*Stated exercise*. Copy, from the entries below, each line in which the string "text" appears.

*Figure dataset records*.
──────

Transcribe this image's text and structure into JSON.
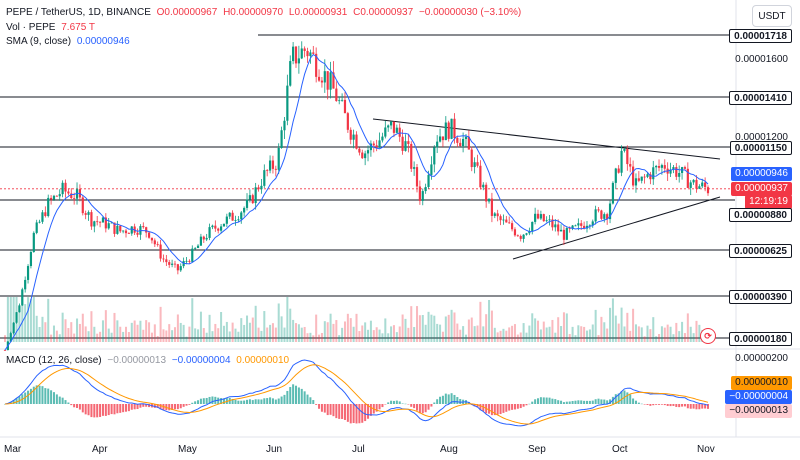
{
  "header": {
    "symbol": "PEPE / TetherUS, 1D, BINANCE",
    "open": "O0.00000967",
    "high": "H0.00000970",
    "low": "L0.00000931",
    "close": "C0.00000937",
    "change": "−0.00000030 (−3.10%)",
    "vol_label": "Vol · PEPE",
    "vol_value": "7.675 T",
    "sma_label": "SMA (9, close)",
    "sma_value": "0.00000946",
    "macd_label": "MACD (12, 26, close)",
    "macd_hist": "−0.00000013",
    "macd_line": "−0.00000004",
    "macd_signal": "0.00000010",
    "currency": "USDT"
  },
  "price_axis": {
    "labels": [
      {
        "text": "0.00001718",
        "style": "boxed"
      },
      {
        "text": "0.00001600",
        "style": "plain"
      },
      {
        "text": "0.00001410",
        "style": "boxed"
      },
      {
        "text": "0.00001200",
        "style": "plain"
      },
      {
        "text": "0.00001150",
        "style": "boxed"
      },
      {
        "text": "0.00000880",
        "style": "boxed"
      },
      {
        "text": "0.00000625",
        "style": "boxed"
      },
      {
        "text": "0.00000390",
        "style": "boxed"
      },
      {
        "text": "0.00000180",
        "style": "boxed"
      },
      {
        "text": "0.00000200",
        "style": "plain"
      }
    ],
    "sma_badge": "0.00000946",
    "last_price_badge": "0.00000937",
    "countdown": "12:19:19",
    "macd_badges": [
      "0.00000010",
      "−0.00000004",
      "−0.00000013"
    ]
  },
  "time_axis": {
    "months": [
      "Mar",
      "Apr",
      "May",
      "Jun",
      "Jul",
      "Aug",
      "Sep",
      "Oct",
      "Nov"
    ]
  },
  "colors": {
    "up": "#089981",
    "down": "#f23645",
    "sma": "#2962ff",
    "macd": "#2962ff",
    "signal": "#ff9800",
    "level_line": "#131722"
  },
  "chart_data": {
    "type": "candlestick",
    "horizontal_levels": [
      1.718e-05,
      1.41e-05,
      1.15e-05,
      8.8e-06,
      6.25e-06,
      3.9e-06,
      1.8e-06
    ],
    "close_series": [
      1.2e-06,
      3.5e-06,
      7e-06,
      8.6e-06,
      9.3e-06,
      9e-06,
      7.8e-06,
      7.6e-06,
      7.2e-06,
      7.4e-06,
      7.2e-06,
      5.8e-06,
      5.2e-06,
      6e-06,
      7e-06,
      7.6e-06,
      8e-06,
      8.6e-06,
      1e-05,
      1.08e-05,
      1.6e-05,
      1.65e-05,
      1.55e-05,
      1.43e-05,
      1.25e-05,
      1.12e-05,
      1.18e-05,
      1.26e-05,
      1.15e-05,
      8.8e-06,
      1.2e-05,
      1.25e-05,
      1.18e-05,
      1e-05,
      8e-06,
      7.5e-06,
      7e-06,
      7.9e-06,
      7.6e-06,
      7e-06,
      7.4e-06,
      8e-06,
      8.2e-06,
      1.13e-05,
      9.5e-06,
      1.02e-05,
      1.06e-05,
      1.02e-05,
      9.6e-06,
      9.37e-06
    ],
    "last_close": 9.37e-06
  }
}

──────

*The reply*.
Transcribe this image's text and structure into JSON.
        "text": "0.00001718",
        "text": "0.00001600",
        "text": "0.00001410",
        "text": "0.00001200",
        "text": "0.00001150",
        "text": "0.00000880",
        "text": "0.00000625",
        "text": "0.00000390",
        "text": "0.00000180",
        "text": "0.00000200",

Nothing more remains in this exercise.